AVAILABLE RECORDS:
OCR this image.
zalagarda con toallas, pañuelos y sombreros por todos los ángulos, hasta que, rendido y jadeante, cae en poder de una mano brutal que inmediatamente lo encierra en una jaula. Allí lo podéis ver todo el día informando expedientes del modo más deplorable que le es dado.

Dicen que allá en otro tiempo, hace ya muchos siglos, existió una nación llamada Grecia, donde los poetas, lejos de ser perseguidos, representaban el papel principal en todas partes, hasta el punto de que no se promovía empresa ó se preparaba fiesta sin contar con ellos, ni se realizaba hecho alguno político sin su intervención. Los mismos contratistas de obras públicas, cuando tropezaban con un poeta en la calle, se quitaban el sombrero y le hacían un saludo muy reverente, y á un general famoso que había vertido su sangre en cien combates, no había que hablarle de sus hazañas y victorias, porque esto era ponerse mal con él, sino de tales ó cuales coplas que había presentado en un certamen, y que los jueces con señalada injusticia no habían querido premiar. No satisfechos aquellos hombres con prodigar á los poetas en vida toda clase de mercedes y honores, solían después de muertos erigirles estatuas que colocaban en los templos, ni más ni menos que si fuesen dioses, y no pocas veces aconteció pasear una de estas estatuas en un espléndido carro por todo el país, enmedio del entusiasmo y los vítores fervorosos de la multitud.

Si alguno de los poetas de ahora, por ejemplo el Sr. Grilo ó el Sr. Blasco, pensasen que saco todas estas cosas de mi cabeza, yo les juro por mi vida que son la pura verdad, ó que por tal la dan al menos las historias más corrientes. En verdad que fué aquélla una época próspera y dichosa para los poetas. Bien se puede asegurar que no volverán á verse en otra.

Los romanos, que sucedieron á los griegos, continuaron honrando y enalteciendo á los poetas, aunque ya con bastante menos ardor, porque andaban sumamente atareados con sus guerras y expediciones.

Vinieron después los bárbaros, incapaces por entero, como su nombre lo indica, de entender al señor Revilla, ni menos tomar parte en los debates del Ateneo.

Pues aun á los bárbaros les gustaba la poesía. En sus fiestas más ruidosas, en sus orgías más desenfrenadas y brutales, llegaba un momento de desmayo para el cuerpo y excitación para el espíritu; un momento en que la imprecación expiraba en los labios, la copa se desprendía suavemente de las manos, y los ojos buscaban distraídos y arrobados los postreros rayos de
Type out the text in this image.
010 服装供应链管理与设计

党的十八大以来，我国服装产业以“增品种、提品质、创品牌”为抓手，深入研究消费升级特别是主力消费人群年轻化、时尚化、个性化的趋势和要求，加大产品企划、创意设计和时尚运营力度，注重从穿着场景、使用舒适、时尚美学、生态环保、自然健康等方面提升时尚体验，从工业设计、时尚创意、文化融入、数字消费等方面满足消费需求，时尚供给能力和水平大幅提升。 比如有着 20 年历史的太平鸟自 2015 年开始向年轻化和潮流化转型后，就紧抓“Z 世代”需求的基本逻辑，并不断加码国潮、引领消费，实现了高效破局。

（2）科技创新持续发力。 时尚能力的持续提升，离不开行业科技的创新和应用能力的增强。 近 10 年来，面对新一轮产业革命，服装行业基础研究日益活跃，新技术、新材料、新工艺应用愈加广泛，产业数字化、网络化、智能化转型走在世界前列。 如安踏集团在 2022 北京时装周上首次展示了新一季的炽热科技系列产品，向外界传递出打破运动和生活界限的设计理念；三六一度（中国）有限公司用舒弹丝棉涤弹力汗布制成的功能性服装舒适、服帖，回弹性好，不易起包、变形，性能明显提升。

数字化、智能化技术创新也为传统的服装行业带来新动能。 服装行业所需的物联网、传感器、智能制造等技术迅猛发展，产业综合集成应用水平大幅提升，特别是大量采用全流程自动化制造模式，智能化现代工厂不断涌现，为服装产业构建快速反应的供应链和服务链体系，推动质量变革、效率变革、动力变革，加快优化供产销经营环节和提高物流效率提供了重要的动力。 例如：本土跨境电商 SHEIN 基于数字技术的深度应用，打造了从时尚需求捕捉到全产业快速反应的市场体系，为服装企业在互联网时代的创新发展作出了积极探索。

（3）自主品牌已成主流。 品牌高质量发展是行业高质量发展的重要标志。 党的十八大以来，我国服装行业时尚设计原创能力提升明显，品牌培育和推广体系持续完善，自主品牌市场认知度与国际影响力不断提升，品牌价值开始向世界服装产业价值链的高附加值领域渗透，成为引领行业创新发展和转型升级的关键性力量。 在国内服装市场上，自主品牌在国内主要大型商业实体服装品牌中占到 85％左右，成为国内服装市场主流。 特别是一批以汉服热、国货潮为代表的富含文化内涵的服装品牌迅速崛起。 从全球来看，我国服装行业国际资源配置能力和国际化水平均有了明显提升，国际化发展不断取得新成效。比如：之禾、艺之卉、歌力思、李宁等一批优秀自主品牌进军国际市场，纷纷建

GIVEN PROBLEM: Retype the listing above in full, with no alterations.

WRITTEN SOLUTION:
OCR this image.
zalagarda con toallas, pañuelos y sombreros por todos los ángulos, hasta que, rendido y jadeante, cae en poder de una mano brutal que inmediatamente lo encierra en una jaula. Allí lo podéis ver todo el día informando expedientes del modo más deplorable que le es dado.

Dicen que allá en otro tiempo, hace ya muchos siglos, existió una nación llamada Grecia, donde los poetas, lejos de ser perseguidos, representaban el papel principal en todas partes, hasta el punto de que no se promovía empresa ó se preparaba fiesta sin contar con ellos, ni se realizaba hecho alguno político sin su intervención. Los mismos contratistas de obras públicas, cuando tropezaban con un poeta en la calle, se quitaban el sombrero y le hacían un saludo muy reverente, y á un general famoso que había vertido su sangre en cien combates, no había que hablarle de sus hazañas y victorias, porque esto era ponerse mal con él, sino de tales ó cuales coplas que había presentado en un certamen, y que los jueces con señalada injusticia no habían querido premiar. No satisfechos aquellos hombres con prodigar á los poetas en vida toda clase de mercedes y honores, solían después de muertos erigirles estatuas que colocaban en los templos, ni más ni menos que si fuesen dioses, y no pocas veces aconteció pasear una de estas estatuas en un espléndido carro por todo el país, enmedio del entusiasmo y los vítores fervorosos de la multitud.

Si alguno de los poetas de ahora, por ejemplo el Sr. Grilo ó el Sr. Blasco, pensasen que saco todas estas cosas de mi cabeza, yo les juro por mi vida que son la pura verdad, ó que por tal la dan al menos las historias más corrientes. En verdad que fué aquélla una época próspera y dichosa para los poetas. Bien se puede asegurar que no volverán á verse en otra.

Los romanos, que sucedieron á los griegos, continuaron honrando y enalteciendo á los poetas, aunque ya con bastante menos ardor, porque andaban sumamente atareados con sus guerras y expediciones.

Vinieron después los bárbaros, incapaces por entero, como su nombre lo indica, de entender al señor Revilla, ni menos tomar parte en los debates del Ateneo.

Pues aun á los bárbaros les gustaba la poesía. En sus fiestas más ruidosas, en sus orgías más desenfrenadas y brutales, llegaba un momento de desmayo para el cuerpo y excitación para el espíritu; un momento en que la imprecación expiraba en los labios, la copa se desprendía suavemente de las manos, y los ojos buscaban distraídos y arrobados los postreros rayos de
Type out the text in this image.
010 服装供应链管理与设计

党的十八大以来，我国服装产业以“增品种、提品质、创品牌”为抓手，深入研究消费升级特别是主力消费人群年轻化、时尚化、个性化的趋势和要求，加大产品企划、创意设计和时尚运营力度，注重从穿着场景、使用舒适、时尚美学、生态环保、自然健康等方面提升时尚体验，从工业设计、时尚创意、文化融入、数字消费等方面满足消费需求，时尚供给能力和水平大幅提升。 比如有着 20 年历史的太平鸟自 2015 年开始向年轻化和潮流化转型后，就紧抓“Z 世代”需求的基本逻辑，并不断加码国潮、引领消费，实现了高效破局。

（2）科技创新持续发力。 时尚能力的持续提升，离不开行业科技的创新和应用能力的增强。 近 10 年来，面对新一轮产业革命，服装行业基础研究日益活跃，新技术、新材料、新工艺应用愈加广泛，产业数字化、网络化、智能化转型走在世界前列。 如安踏集团在 2022 北京时装周上首次展示了新一季的炽热科技系列产品，向外界传递出打破运动和生活界限的设计理念；三六一度（中国）有限公司用舒弹丝棉涤弹力汗布制成的功能性服装舒适、服帖，回弹性好，不易起包、变形，性能明显提升。

数字化、智能化技术创新也为传统的服装行业带来新动能。 服装行业所需的物联网、传感器、智能制造等技术迅猛发展，产业综合集成应用水平大幅提升，特别是大量采用全流程自动化制造模式，智能化现代工厂不断涌现，为服装产业构建快速反应的供应链和服务链体系，推动质量变革、效率变革、动力变革，加快优化供产销经营环节和提高物流效率提供了重要的动力。 例如：本土跨境电商 SHEIN 基于数字技术的深度应用，打造了从时尚需求捕捉到全产业快速反应的市场体系，为服装企业在互联网时代的创新发展作出了积极探索。

（3）自主品牌已成主流。 品牌高质量发展是行业高质量发展的重要标志。 党的十八大以来，我国服装行业时尚设计原创能力提升明显，品牌培育和推广体系持续完善，自主品牌市场认知度与国际影响力不断提升，品牌价值开始向世界服装产业价值链的高附加值领域渗透，成为引领行业创新发展和转型升级的关键性力量。 在国内服装市场上，自主品牌在国内主要大型商业实体服装品牌中占到 85％左右，成为国内服装市场主流。 特别是一批以汉服热、国货潮为代表的富含文化内涵的服装品牌迅速崛起。 从全球来看，我国服装行业国际资源配置能力和国际化水平均有了明显提升，国际化发展不断取得新成效。比如：之禾、艺之卉、歌力思、李宁等一批优秀自主品牌进军国际市场，纷纷建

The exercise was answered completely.